WORK REQUEST ->
Go through the data and count each line that has the string "this". Give that count alone.

——

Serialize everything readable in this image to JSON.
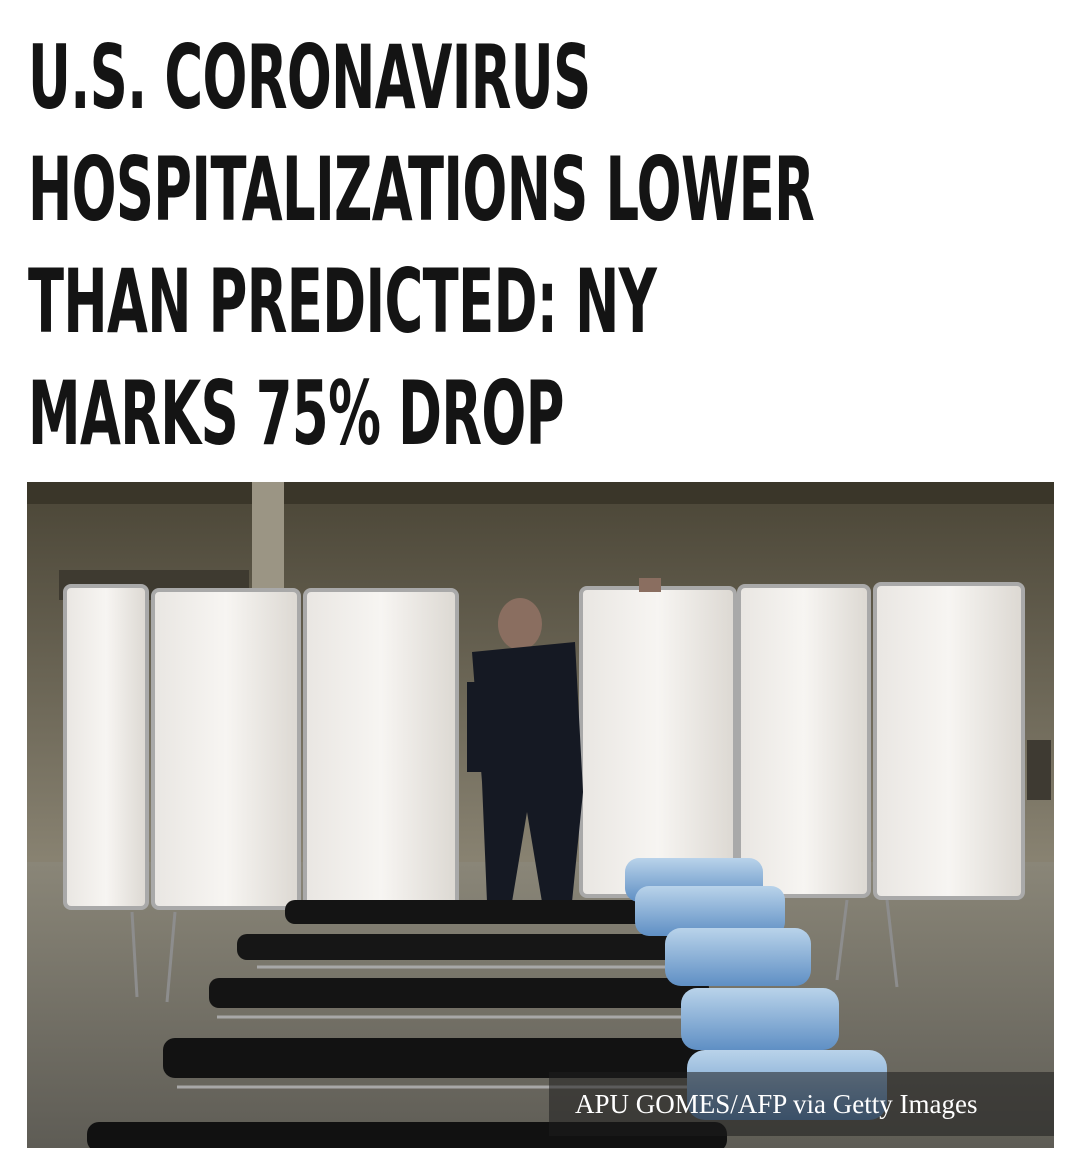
{
  "headline": {
    "lines": [
      "U.S. CORONAVIRUS",
      "HOSPITALIZATIONS LOWER",
      "THAN PREDICTED: NY",
      "MARKS 75% DROP"
    ]
  },
  "photo": {
    "credit": "APU GOMES/AFP via Getty Images"
  },
  "colors": {
    "headline_text": "#141414",
    "background": "#ffffff"
  }
}
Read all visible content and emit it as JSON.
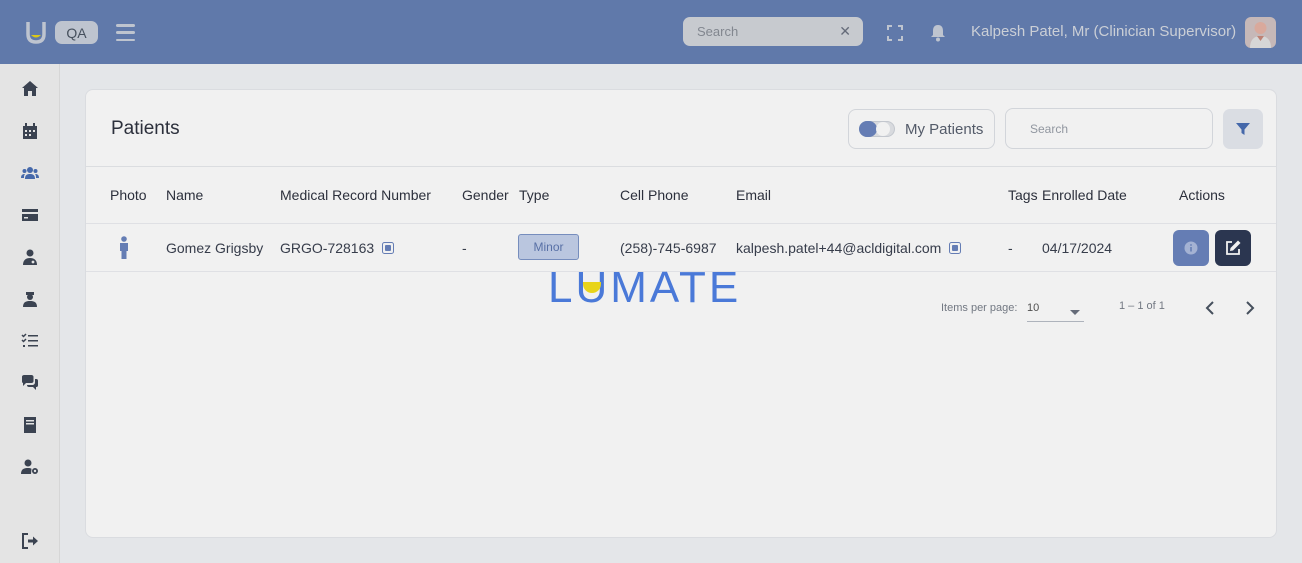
{
  "header": {
    "env_badge": "QA",
    "search_placeholder": "Search",
    "clear_icon": "close-icon",
    "user_name": "Kalpesh Patel, Mr (Clinician Supervisor)",
    "accent_color": "#6680b4"
  },
  "sidebar": {
    "items": [
      {
        "name": "home",
        "icon": "home-icon"
      },
      {
        "name": "calendar",
        "icon": "calendar-icon"
      },
      {
        "name": "patients",
        "icon": "users-icon"
      },
      {
        "name": "billing",
        "icon": "credit-card-icon"
      },
      {
        "name": "clinicians",
        "icon": "user-md-icon"
      },
      {
        "name": "staff",
        "icon": "user-nurse-icon"
      },
      {
        "name": "tasks",
        "icon": "checklist-icon"
      },
      {
        "name": "messages",
        "icon": "comments-icon"
      },
      {
        "name": "documents",
        "icon": "book-icon"
      },
      {
        "name": "user-settings",
        "icon": "user-gear-icon"
      },
      {
        "name": "logout",
        "icon": "sign-out-icon"
      }
    ]
  },
  "main": {
    "title": "Patients",
    "my_patients_label": "My Patients",
    "search_placeholder": "Search",
    "columns": [
      "Photo",
      "Name",
      "Medical Record Number",
      "Gender",
      "Type",
      "Cell Phone",
      "Email",
      "Tags",
      "Enrolled Date",
      "Actions"
    ],
    "rows": [
      {
        "name": "Gomez Grigsby",
        "mrn": "GRGO-728163",
        "gender": "-",
        "type": "Minor",
        "cell_phone": "(258)-745-6987",
        "email": "kalpesh.patel+44@acldigital.com",
        "tags": "-",
        "enrolled_date": "04/17/2024"
      }
    ],
    "pagination": {
      "items_per_page_label": "Items per page:",
      "items_per_page": "10",
      "range": "1 – 1 of 1"
    }
  },
  "loading_logo": {
    "text": "LUMATE",
    "color": "#4a79d8"
  }
}
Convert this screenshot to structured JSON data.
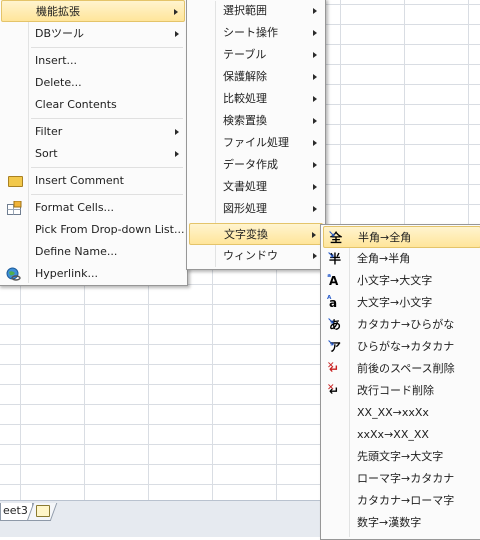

——

RESPONSE AREA ->
2